* _WHAT IS EXPECTED_:
Extract the whole listing as it stands. Do not include the pictures.

* _MATERIAL SUPPLIED_:
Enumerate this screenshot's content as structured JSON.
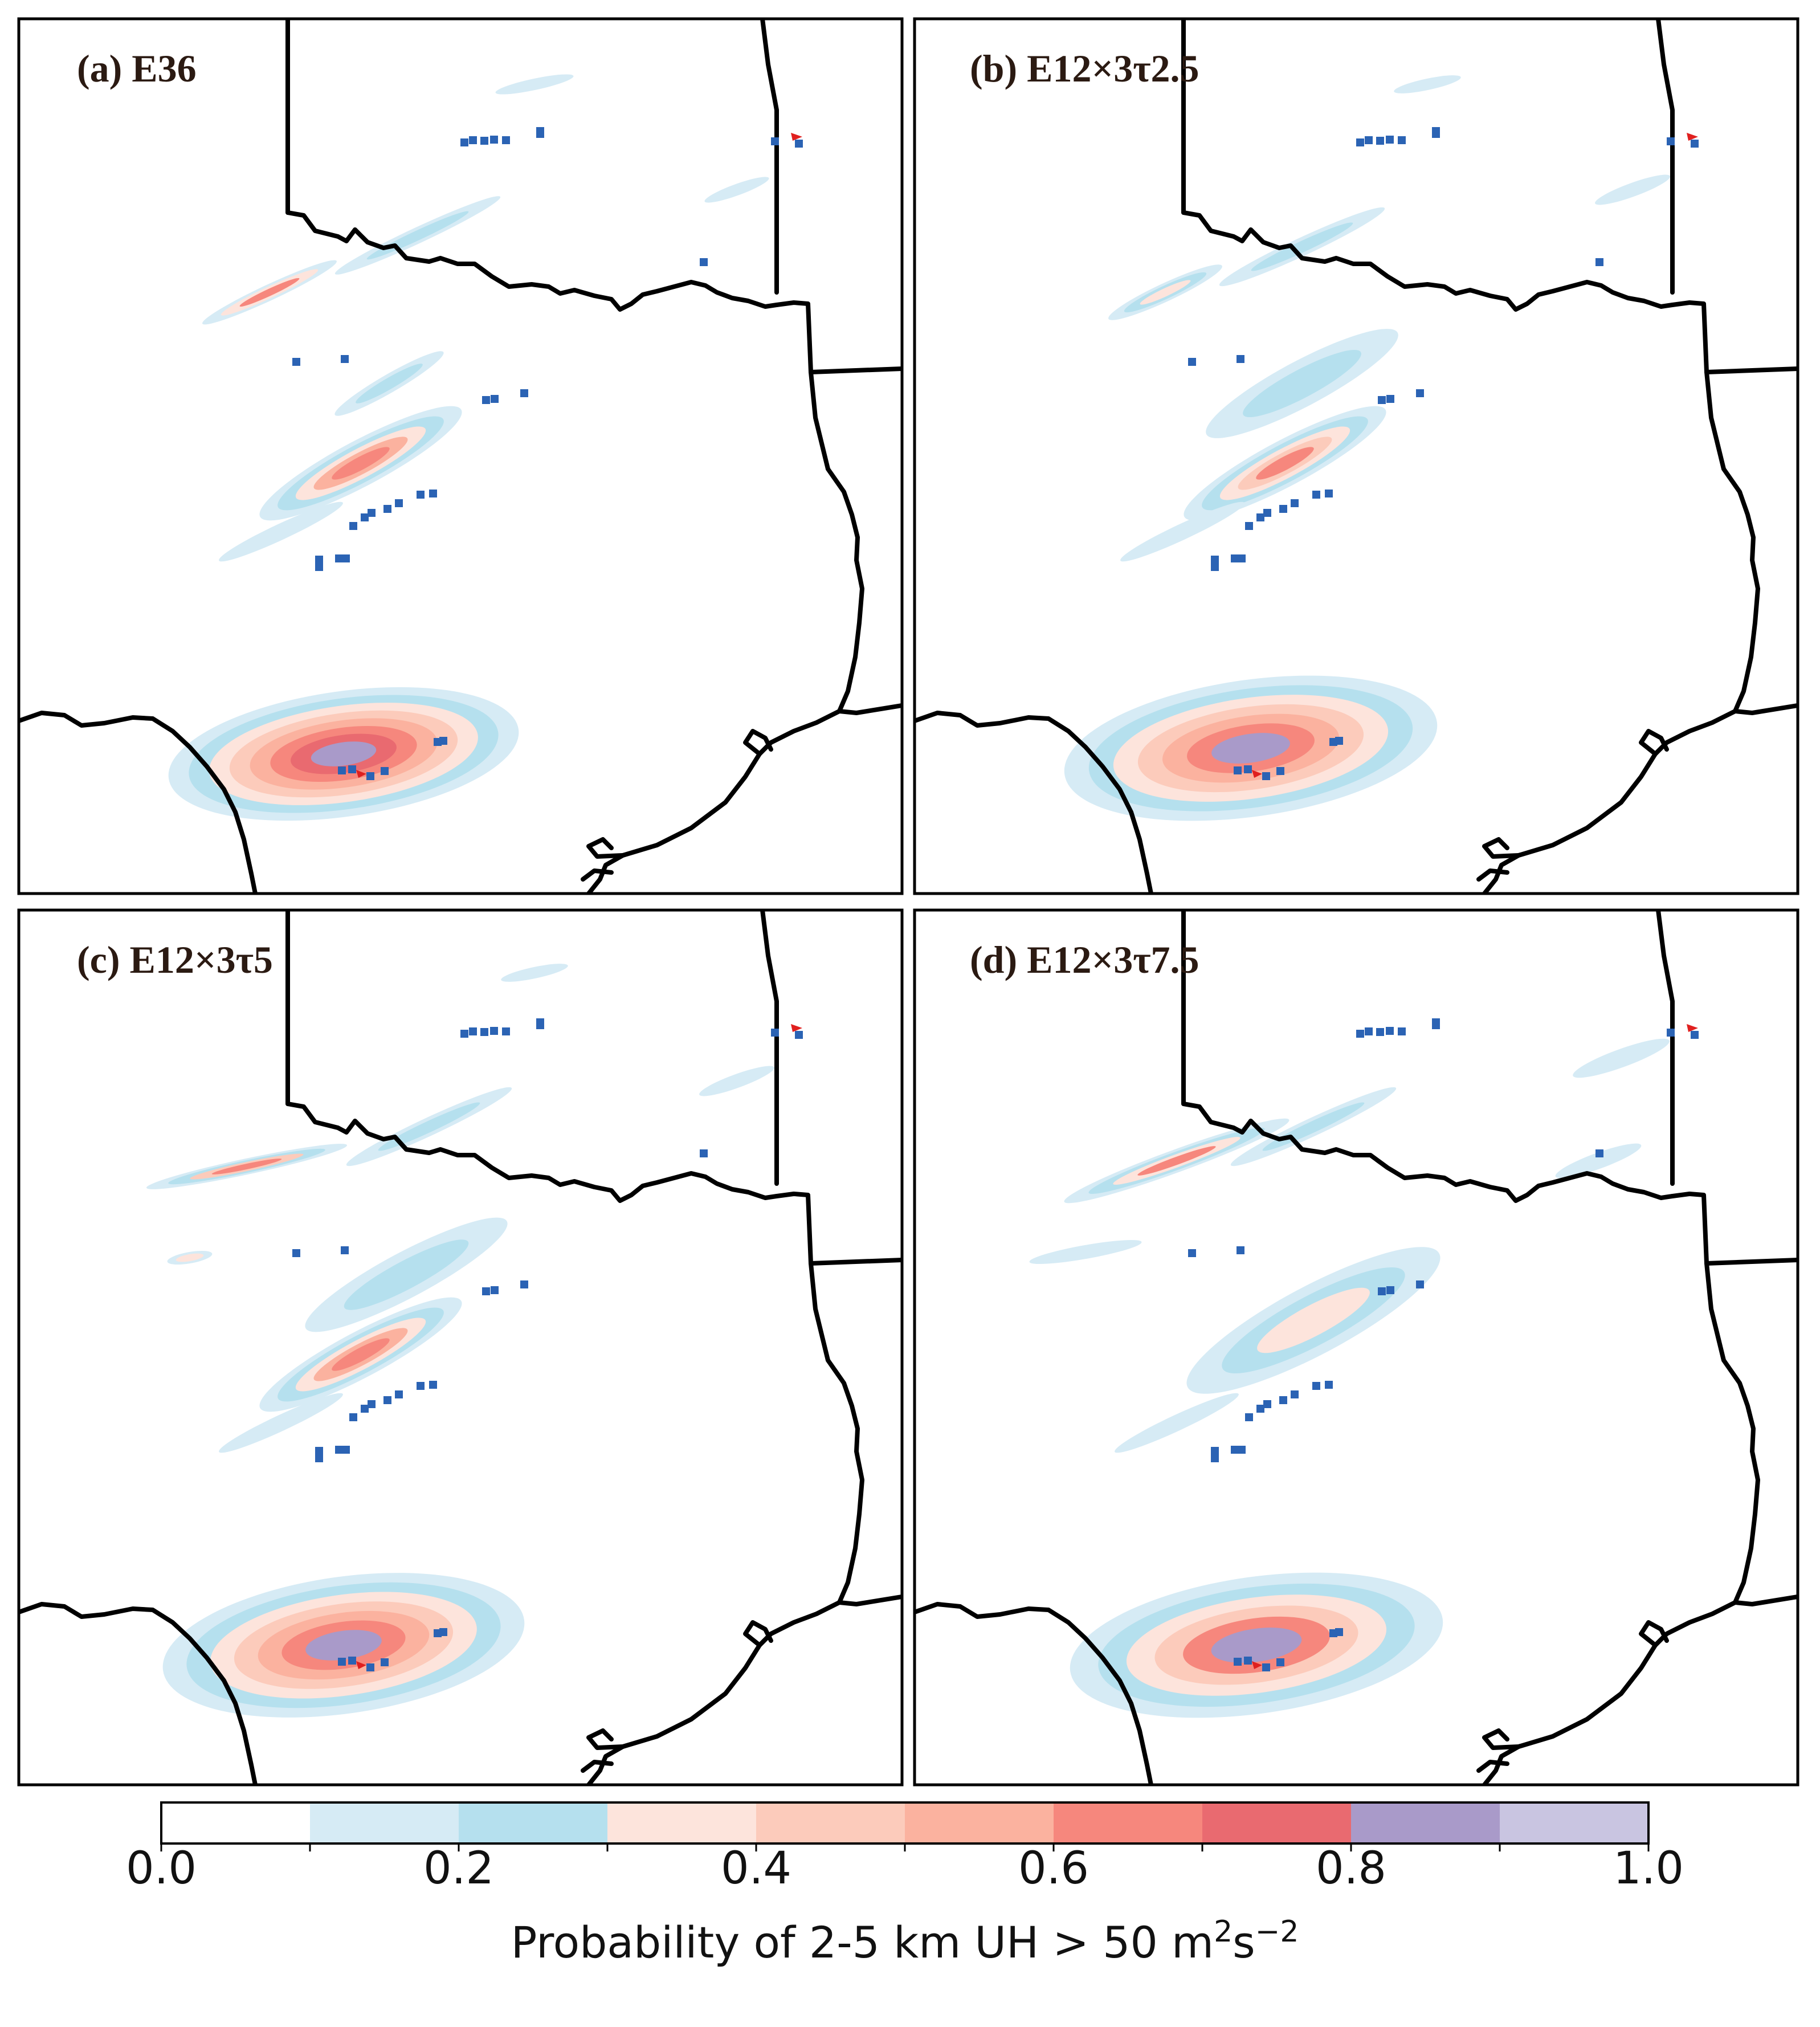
{
  "panels": [
    {
      "title": "(a) E36",
      "variant": "E36"
    },
    {
      "title": "(b) E12×3τ2.5",
      "variant": "tau2.5"
    },
    {
      "title": "(c) E12×3τ5",
      "variant": "tau5"
    },
    {
      "title": "(d) E12×3τ7.5",
      "variant": "tau7.5"
    }
  ],
  "colorbar": {
    "ticks": [
      "0.0",
      "0.2",
      "0.4",
      "0.6",
      "0.8",
      "1.0"
    ],
    "label_prefix": "Probability of 2-5 km UH > 50 m",
    "label_sup1": "2",
    "label_mid": "s",
    "label_sup2": "−2",
    "levels": [
      0.0,
      0.1,
      0.2,
      0.3,
      0.4,
      0.5,
      0.6,
      0.7,
      0.8,
      0.9,
      1.0
    ],
    "colors": [
      "#ffffff",
      "#d6ebf5",
      "#b5e0ee",
      "#fde4dc",
      "#fccbbb",
      "#fbb29f",
      "#f6877d",
      "#e96a70",
      "#a99ac9",
      "#c9c5e1"
    ]
  },
  "legend_colors": {
    "storm_report": "#2b63b4",
    "tornado_report": "#e0201f",
    "state_border": "#000000"
  }
}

* _PROBLEM SOLUTION_:
Enumerate this screenshot's content as structured JSON.
{
  "panels": [
    {
      "title": "(a) E36",
      "variant": "E36"
    },
    {
      "title": "(b) E12×3τ2.5",
      "variant": "tau2.5"
    },
    {
      "title": "(c) E12×3τ5",
      "variant": "tau5"
    },
    {
      "title": "(d) E12×3τ7.5",
      "variant": "tau7.5"
    }
  ],
  "colorbar": {
    "ticks": [
      "0.0",
      "0.2",
      "0.4",
      "0.6",
      "0.8",
      "1.0"
    ],
    "label_prefix": "Probability of 2-5 km UH > 50 m",
    "label_sup1": "2",
    "label_mid": "s",
    "label_sup2": "−2",
    "levels": [
      0.0,
      0.1,
      0.2,
      0.3,
      0.4,
      0.5,
      0.6,
      0.7,
      0.8,
      0.9,
      1.0
    ],
    "colors": [
      "#ffffff",
      "#d6ebf5",
      "#b5e0ee",
      "#fde4dc",
      "#fccbbb",
      "#fbb29f",
      "#f6877d",
      "#e96a70",
      "#a99ac9",
      "#c9c5e1"
    ]
  },
  "legend_colors": {
    "storm_report": "#2b63b4",
    "tornado_report": "#e0201f",
    "state_border": "#000000"
  }
}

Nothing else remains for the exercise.